▶ What to do: Render the stretch of the data that opens with the line containing "comment-text: Надежда, уже" and closes with the line containing "comment-text-line: защите и", both included, as a JSON list of strings with one string per line and no blank lines.
═════ Input rows ═════
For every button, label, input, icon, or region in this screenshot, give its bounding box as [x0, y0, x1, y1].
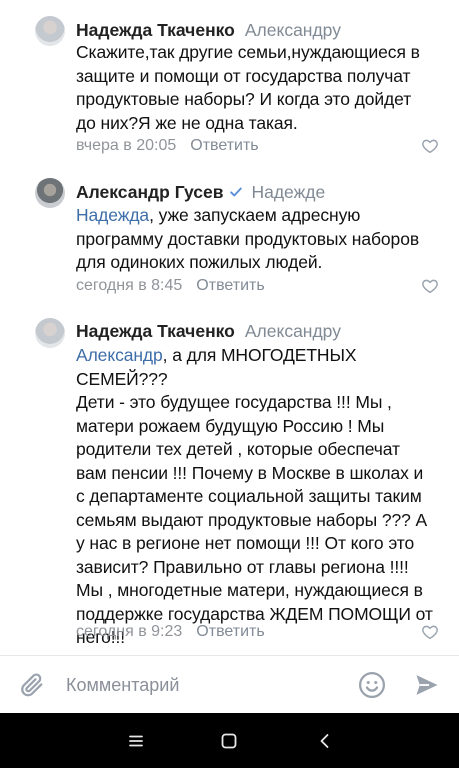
comment-text: Надежда, уже запускаем адресную программ…: [76, 204, 448, 275]
comment-text-line: продуктовые наборы? И когда это дойдет: [76, 89, 412, 109]
comment-text-line: Александр, а для МНОГОДЕТНЫХ СЕМЕЙ???: [76, 344, 448, 391]
comment-text-line: семьям выдают продуктовые наборы ??? А: [76, 509, 428, 530]
reply-button[interactable]: Ответить: [196, 277, 264, 295]
comment-text-line: матери рожаем будущую Россию ! Мы: [76, 415, 385, 436]
comment-text-line: программу доставки продуктовых наборов: [76, 228, 420, 249]
comment-text-line: защите и помощи от государства получат: [76, 65, 411, 86]
author-name[interactable]: Надежда Ткаченко: [76, 20, 235, 41]
comment-header: Надежда Ткаченко Александру: [76, 18, 341, 42]
comment-text-fragment: , уже запускаем адресную: [149, 205, 361, 225]
comment-text-line: до них?Я же не одна такая.: [76, 112, 298, 133]
heart-outline-icon[interactable]: [421, 623, 439, 641]
comment-text-line: Скажите,так другие семьи,нуждающиеся в: [76, 42, 420, 62]
paperclip-icon[interactable]: [18, 671, 46, 699]
menu-icon[interactable]: [125, 730, 147, 752]
comment-date: сегодня в 8:45: [76, 277, 183, 294]
author-name[interactable]: Надежда Ткаченко: [76, 321, 235, 342]
comment-input-bar: [0, 655, 459, 713]
comment-text-line: Надежда, уже запускаем адресную: [76, 204, 448, 228]
comment-date: вчера в 20:05: [76, 137, 177, 154]
comment-header: Надежда Ткаченко Александру: [76, 319, 341, 343]
smiley-icon[interactable]: [357, 670, 387, 700]
comment-text: Скажите,так другие семьи,нуждающиеся в з…: [76, 41, 448, 135]
comment-input[interactable]: [66, 668, 346, 702]
comment-date: сегодня в 9:23: [76, 623, 183, 640]
avatar[interactable]: [35, 178, 65, 208]
reply-button[interactable]: Ответить: [196, 623, 264, 641]
comment-meta: вчера в 20:05 Ответить: [76, 135, 259, 157]
comment-text-line: зависит? Правильно от главы региона !!!!: [76, 556, 409, 577]
comment-meta: сегодня в 8:45 Ответить: [76, 275, 265, 297]
back-icon[interactable]: [314, 730, 336, 752]
comment-text-line: вам пенсии !!! Почему в Москве в школах …: [76, 462, 424, 483]
comment-text-line: Мы , многодетные матери, нуждающиеся в: [76, 580, 423, 600]
avatar[interactable]: [35, 16, 65, 46]
comment-text-line: родители тех детей , которые обеспечат: [76, 439, 400, 459]
author-name[interactable]: Александр Гусев: [76, 182, 223, 203]
comment-text-line: с департаменте социальной защиты таким: [76, 486, 422, 506]
mention-link[interactable]: Александр: [76, 345, 163, 365]
comment-meta: сегодня в 9:23 Ответить: [76, 621, 265, 643]
reply-button[interactable]: Ответить: [190, 137, 258, 155]
comment-text-line: для одиноких пожилых людей.: [76, 252, 323, 272]
avatar[interactable]: [35, 318, 65, 348]
system-navigation-bar: [0, 713, 459, 768]
home-square-icon[interactable]: [218, 730, 240, 752]
comment-header: Александр Гусев Надежде: [76, 180, 325, 204]
comment-text-line: у нас в регионе нет помощи !!! От кого э…: [76, 533, 415, 553]
comment-text-line: Дети - это будущее государства !!! Мы ,: [76, 392, 392, 412]
reply-to-name[interactable]: Надежде: [251, 182, 325, 203]
send-icon[interactable]: [412, 671, 442, 699]
verified-check-icon: [230, 187, 243, 197]
comment-text: Александр, а для МНОГОДЕТНЫХ СЕМЕЙ??? Де…: [76, 344, 448, 650]
mention-link[interactable]: Надежда: [76, 205, 149, 225]
reply-to-name[interactable]: Александру: [245, 20, 341, 41]
reply-to-name[interactable]: Александру: [245, 321, 341, 342]
heart-outline-icon[interactable]: [421, 277, 439, 295]
comments-list: Надежда Ткаченко Александру Скажите,так …: [0, 0, 459, 655]
heart-outline-icon[interactable]: [421, 137, 439, 155]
═════
▶ Final result:
[
  "comment-text: Надежда, уже запускаем адресную программ…: [76, 204, 448, 275]",
  "comment-text-line: продуктовые наборы? И когда это дойдет: [76, 89, 412, 109]",
  "comment-text-line: Александр, а для МНОГОДЕТНЫХ СЕМЕЙ???: [76, 344, 448, 391]",
  "comment-text-line: семьям выдают продуктовые наборы ??? А: [76, 509, 428, 530]",
  "reply-button[interactable]: Ответить: [196, 277, 264, 295]",
  "comment-text-line: матери рожаем будущую Россию ! Мы: [76, 415, 385, 436]",
  "comment-text-line: программу доставки продуктовых наборов: [76, 228, 420, 249]",
  "comment-text-line: защите и помощи от государства получат: [76, 65, 411, 86]"
]